Task material »
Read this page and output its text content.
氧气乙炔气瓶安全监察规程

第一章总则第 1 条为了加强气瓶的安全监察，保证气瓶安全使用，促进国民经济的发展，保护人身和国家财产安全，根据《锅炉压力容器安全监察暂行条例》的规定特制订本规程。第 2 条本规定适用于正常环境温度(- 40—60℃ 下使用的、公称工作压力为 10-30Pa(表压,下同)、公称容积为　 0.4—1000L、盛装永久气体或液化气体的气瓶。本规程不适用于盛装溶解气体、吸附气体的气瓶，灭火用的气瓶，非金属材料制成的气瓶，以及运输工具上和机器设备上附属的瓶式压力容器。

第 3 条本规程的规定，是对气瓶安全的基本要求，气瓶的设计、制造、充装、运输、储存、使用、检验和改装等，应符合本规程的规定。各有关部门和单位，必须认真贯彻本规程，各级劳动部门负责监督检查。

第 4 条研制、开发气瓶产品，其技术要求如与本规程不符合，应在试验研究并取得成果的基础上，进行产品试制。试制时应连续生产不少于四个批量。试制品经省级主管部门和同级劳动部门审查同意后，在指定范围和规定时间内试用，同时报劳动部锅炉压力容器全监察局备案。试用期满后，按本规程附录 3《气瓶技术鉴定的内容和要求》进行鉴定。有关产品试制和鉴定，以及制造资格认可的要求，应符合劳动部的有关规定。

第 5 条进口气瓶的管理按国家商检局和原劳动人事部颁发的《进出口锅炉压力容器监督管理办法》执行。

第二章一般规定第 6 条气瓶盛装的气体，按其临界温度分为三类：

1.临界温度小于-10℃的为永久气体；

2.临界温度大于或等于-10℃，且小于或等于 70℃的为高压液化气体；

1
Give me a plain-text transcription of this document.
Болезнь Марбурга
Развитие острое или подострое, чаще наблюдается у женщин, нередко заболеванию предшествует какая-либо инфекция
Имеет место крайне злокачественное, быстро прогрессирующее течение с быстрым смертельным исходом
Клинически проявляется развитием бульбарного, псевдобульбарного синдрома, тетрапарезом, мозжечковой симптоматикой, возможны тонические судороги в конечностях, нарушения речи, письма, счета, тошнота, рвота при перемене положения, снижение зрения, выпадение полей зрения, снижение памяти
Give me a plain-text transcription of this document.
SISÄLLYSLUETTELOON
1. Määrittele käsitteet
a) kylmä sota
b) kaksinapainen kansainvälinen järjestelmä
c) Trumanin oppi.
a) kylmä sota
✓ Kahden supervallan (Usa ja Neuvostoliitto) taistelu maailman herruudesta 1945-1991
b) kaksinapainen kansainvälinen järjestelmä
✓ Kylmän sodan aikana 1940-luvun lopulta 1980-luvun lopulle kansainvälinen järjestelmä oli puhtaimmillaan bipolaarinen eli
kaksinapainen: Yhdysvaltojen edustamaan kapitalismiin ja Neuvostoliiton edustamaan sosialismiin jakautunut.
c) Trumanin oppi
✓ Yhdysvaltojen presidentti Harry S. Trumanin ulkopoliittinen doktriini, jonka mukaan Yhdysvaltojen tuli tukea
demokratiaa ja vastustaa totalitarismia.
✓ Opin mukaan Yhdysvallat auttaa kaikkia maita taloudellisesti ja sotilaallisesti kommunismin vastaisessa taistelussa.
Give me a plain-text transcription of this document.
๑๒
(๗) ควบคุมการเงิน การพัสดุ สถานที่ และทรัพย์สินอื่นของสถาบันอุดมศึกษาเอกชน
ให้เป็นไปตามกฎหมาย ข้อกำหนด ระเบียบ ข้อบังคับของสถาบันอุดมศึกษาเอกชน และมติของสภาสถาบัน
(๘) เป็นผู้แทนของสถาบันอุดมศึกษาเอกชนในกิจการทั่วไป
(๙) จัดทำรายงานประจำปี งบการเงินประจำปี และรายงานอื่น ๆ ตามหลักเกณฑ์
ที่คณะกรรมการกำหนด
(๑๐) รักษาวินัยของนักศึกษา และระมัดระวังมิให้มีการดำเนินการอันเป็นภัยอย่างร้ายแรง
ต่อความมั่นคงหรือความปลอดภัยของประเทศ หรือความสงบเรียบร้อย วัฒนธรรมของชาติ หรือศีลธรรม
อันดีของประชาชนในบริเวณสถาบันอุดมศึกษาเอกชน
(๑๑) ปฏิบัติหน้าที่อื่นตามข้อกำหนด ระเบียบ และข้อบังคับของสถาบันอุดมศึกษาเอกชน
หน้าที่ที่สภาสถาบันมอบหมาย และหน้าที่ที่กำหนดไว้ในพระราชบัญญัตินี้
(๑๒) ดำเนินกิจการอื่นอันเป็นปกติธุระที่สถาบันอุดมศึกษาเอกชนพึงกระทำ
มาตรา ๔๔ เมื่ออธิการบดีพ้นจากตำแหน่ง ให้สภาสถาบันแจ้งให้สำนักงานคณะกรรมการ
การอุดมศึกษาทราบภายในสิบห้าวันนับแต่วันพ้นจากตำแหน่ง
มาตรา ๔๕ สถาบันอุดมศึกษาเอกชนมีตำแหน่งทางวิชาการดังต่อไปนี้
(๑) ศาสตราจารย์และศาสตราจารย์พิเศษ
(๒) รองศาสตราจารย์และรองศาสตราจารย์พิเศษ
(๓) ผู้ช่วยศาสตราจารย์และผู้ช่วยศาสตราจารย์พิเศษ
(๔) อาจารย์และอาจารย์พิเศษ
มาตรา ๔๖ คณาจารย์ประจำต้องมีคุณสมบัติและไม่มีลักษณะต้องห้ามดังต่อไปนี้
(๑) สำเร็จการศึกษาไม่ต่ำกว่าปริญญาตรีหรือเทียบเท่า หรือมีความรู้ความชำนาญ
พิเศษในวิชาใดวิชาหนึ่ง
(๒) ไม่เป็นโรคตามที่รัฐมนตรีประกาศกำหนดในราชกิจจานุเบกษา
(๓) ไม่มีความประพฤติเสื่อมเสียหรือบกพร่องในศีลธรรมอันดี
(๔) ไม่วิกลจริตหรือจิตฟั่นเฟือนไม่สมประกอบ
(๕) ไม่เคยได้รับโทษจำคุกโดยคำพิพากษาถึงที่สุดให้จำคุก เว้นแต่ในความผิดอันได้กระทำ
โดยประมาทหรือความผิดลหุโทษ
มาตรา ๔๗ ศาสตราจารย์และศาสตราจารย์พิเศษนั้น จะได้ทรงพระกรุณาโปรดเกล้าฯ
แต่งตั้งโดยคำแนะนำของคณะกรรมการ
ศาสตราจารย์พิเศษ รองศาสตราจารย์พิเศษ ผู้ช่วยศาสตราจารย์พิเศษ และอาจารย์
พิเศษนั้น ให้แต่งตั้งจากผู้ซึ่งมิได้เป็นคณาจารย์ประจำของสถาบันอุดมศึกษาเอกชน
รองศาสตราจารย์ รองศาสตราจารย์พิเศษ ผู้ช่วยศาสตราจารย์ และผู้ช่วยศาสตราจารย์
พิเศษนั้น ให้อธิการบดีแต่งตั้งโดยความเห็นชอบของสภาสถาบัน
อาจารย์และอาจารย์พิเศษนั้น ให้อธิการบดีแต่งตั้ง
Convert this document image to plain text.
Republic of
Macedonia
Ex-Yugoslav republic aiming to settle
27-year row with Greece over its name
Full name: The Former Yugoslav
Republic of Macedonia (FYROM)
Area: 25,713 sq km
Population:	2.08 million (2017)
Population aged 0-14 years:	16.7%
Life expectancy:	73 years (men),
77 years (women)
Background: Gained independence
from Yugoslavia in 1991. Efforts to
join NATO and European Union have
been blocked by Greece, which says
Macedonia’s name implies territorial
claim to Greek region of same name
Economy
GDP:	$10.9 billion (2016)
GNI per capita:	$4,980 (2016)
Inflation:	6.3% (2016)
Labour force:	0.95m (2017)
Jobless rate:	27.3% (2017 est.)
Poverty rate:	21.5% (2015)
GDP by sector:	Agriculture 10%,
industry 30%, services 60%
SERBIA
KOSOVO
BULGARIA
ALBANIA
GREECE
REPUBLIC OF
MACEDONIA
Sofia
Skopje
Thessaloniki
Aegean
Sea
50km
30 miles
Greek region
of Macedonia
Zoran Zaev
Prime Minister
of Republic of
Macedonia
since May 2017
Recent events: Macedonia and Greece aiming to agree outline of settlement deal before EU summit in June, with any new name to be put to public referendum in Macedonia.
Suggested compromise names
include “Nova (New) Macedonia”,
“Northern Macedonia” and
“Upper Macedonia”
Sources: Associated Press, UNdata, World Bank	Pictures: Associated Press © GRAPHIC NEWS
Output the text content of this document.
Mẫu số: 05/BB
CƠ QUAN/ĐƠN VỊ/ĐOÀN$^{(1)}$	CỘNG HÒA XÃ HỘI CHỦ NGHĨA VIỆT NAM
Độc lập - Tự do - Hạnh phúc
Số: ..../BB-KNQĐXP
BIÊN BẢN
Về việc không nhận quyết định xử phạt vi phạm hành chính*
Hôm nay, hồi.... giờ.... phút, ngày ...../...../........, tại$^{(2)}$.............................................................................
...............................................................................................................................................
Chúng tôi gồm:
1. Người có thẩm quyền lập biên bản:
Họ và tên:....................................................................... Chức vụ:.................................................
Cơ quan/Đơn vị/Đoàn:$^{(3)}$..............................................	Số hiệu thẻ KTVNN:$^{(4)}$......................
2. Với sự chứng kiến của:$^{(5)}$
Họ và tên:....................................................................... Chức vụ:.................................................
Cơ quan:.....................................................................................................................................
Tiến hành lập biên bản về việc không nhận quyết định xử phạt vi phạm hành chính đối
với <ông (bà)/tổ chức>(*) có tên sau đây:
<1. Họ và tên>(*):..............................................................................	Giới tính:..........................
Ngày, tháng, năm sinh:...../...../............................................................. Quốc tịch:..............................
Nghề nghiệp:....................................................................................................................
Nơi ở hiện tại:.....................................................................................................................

Set exercise »
Read through the lines above and collect those that contain the string "Yhdysvaltojen".

Finished answer »
kaksinapainen: Yhdysvaltojen edustamaan kapitalismiin ja Neuvostoliiton edustamaan sosialismiin jakautunut.
✓ Yhdysvaltojen presidentti Harry S. Trumanin ulkopoliittinen doktriini, jonka mukaan Yhdysvaltojen tuli tukea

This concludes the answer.